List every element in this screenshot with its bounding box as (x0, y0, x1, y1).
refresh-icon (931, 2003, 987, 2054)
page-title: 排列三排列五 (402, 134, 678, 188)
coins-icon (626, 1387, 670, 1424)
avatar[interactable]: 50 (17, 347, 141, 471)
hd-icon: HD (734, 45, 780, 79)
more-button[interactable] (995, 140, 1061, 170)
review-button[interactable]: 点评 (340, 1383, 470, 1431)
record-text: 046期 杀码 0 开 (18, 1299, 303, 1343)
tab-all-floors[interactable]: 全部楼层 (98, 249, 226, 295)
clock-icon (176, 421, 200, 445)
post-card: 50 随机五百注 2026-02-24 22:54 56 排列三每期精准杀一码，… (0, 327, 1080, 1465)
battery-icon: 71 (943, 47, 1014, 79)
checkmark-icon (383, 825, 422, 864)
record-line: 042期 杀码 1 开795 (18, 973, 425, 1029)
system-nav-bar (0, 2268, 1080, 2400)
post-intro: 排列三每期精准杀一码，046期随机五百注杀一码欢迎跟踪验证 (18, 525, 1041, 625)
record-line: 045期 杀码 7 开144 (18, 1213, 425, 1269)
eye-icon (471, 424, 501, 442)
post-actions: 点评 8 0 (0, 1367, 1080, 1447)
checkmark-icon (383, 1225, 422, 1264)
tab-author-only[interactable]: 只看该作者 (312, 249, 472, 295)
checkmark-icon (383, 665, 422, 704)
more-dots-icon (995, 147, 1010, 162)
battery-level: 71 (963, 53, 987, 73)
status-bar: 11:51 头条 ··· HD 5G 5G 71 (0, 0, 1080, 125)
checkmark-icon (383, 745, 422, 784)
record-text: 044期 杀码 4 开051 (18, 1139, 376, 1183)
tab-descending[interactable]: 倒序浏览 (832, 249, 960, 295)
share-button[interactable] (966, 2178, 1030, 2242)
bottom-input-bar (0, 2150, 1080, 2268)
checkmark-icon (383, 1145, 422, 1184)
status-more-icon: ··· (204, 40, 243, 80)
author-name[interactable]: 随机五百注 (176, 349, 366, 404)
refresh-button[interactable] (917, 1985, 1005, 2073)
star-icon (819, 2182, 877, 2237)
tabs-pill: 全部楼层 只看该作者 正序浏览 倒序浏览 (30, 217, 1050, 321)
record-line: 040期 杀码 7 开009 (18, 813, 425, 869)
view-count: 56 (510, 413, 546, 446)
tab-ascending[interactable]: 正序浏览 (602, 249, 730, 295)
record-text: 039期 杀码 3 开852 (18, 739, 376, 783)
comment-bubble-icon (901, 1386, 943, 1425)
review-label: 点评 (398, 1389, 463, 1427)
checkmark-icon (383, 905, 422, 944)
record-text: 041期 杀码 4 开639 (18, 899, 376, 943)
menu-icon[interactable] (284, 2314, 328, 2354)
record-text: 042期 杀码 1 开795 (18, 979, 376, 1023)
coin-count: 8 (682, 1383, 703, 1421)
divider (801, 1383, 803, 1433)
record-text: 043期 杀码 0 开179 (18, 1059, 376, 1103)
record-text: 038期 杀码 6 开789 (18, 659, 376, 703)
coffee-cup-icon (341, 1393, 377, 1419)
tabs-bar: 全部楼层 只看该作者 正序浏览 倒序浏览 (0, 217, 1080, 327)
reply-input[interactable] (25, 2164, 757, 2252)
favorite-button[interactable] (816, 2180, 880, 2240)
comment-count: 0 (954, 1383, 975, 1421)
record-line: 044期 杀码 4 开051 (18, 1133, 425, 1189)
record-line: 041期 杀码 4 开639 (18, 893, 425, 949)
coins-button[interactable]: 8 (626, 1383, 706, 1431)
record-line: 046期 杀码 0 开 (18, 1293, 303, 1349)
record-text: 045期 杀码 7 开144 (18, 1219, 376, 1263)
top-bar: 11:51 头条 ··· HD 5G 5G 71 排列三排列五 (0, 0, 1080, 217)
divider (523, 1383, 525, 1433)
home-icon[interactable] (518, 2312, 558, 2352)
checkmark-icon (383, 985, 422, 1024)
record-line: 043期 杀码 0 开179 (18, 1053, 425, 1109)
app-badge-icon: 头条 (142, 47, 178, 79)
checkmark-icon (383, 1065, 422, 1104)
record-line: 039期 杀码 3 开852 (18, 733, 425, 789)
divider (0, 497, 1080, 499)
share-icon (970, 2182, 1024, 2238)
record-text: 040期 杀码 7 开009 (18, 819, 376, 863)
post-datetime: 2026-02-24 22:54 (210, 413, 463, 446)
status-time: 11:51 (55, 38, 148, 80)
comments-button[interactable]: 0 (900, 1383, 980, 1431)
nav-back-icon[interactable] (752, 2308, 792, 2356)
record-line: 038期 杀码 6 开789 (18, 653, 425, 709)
+--
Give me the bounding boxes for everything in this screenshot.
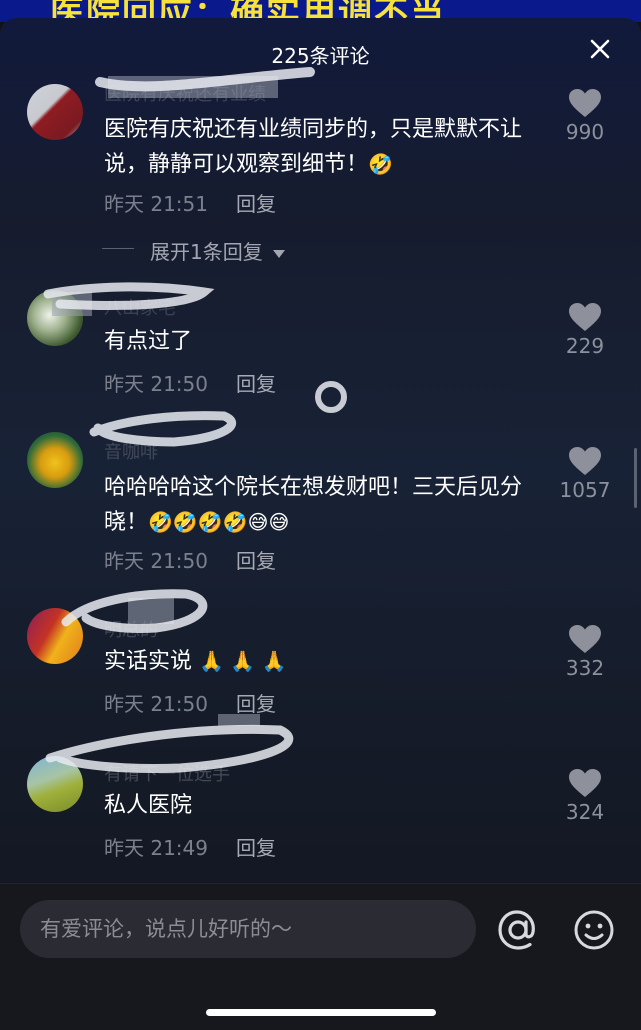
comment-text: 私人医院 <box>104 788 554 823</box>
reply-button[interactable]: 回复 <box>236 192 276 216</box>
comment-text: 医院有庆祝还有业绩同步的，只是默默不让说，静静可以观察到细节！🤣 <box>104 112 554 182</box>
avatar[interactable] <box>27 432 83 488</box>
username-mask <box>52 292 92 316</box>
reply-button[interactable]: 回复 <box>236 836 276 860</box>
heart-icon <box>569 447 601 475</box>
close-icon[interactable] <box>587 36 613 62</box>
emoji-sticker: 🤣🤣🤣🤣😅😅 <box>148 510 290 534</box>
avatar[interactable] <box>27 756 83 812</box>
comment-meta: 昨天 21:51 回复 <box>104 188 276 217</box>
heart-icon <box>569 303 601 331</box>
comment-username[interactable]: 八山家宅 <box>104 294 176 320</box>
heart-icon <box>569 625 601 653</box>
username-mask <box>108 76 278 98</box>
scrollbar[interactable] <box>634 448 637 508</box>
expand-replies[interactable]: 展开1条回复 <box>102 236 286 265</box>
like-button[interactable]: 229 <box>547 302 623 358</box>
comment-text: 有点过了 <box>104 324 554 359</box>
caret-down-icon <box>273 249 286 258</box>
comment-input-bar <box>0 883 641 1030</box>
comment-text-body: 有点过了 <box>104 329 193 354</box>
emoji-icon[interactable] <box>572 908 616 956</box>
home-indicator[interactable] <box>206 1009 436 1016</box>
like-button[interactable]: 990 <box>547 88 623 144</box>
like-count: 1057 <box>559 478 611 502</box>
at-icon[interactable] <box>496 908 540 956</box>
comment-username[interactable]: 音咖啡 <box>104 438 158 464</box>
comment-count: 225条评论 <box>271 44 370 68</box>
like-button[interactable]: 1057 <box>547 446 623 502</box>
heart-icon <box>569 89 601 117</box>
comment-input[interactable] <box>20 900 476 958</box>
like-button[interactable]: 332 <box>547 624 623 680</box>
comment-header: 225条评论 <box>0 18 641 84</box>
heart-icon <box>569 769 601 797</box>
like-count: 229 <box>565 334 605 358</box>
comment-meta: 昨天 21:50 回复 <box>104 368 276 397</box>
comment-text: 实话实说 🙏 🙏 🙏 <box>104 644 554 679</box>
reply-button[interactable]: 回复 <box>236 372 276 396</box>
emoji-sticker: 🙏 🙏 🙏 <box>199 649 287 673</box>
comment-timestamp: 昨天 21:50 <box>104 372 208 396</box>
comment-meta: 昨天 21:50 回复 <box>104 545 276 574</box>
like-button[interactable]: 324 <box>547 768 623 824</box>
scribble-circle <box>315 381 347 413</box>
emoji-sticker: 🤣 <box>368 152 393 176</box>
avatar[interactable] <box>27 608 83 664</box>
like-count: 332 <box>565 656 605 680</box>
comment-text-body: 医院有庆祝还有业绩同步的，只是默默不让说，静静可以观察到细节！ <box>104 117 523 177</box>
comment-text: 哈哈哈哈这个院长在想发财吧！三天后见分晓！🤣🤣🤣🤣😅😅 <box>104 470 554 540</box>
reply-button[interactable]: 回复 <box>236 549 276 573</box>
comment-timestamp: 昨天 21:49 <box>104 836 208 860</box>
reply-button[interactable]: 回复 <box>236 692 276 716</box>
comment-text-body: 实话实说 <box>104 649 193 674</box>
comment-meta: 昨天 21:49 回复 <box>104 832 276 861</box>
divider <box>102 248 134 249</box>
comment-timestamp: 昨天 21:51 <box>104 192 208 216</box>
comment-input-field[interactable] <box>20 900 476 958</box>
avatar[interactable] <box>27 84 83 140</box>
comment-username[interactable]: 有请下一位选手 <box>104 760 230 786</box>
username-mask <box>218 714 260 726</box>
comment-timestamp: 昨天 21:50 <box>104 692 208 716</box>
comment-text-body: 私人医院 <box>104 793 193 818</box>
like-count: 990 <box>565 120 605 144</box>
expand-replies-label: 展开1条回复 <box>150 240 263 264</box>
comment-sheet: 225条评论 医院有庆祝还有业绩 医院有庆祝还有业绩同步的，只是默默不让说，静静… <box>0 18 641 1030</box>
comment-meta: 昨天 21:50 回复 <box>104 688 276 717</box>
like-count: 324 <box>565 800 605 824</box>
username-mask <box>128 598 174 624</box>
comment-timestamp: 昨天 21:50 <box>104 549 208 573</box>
+--
■ Aim of the exercise ■
Can you copy out the records line for line, from the line containing "List every element" through the line containing "tab-all-floors[interactable]: 全部楼层 (98, 249, 226, 295)", with both of those lines included?

■ Problem solution ■
List every element in this screenshot with its bounding box as (x0, y0, x1, y1).
refresh-icon (931, 2003, 987, 2054)
page-title: 排列三排列五 (402, 134, 678, 188)
coins-icon (626, 1387, 670, 1424)
avatar[interactable]: 50 (17, 347, 141, 471)
hd-icon: HD (734, 45, 780, 79)
more-button[interactable] (995, 140, 1061, 170)
review-button[interactable]: 点评 (340, 1383, 470, 1431)
record-text: 046期 杀码 0 开 (18, 1299, 303, 1343)
tab-all-floors[interactable]: 全部楼层 (98, 249, 226, 295)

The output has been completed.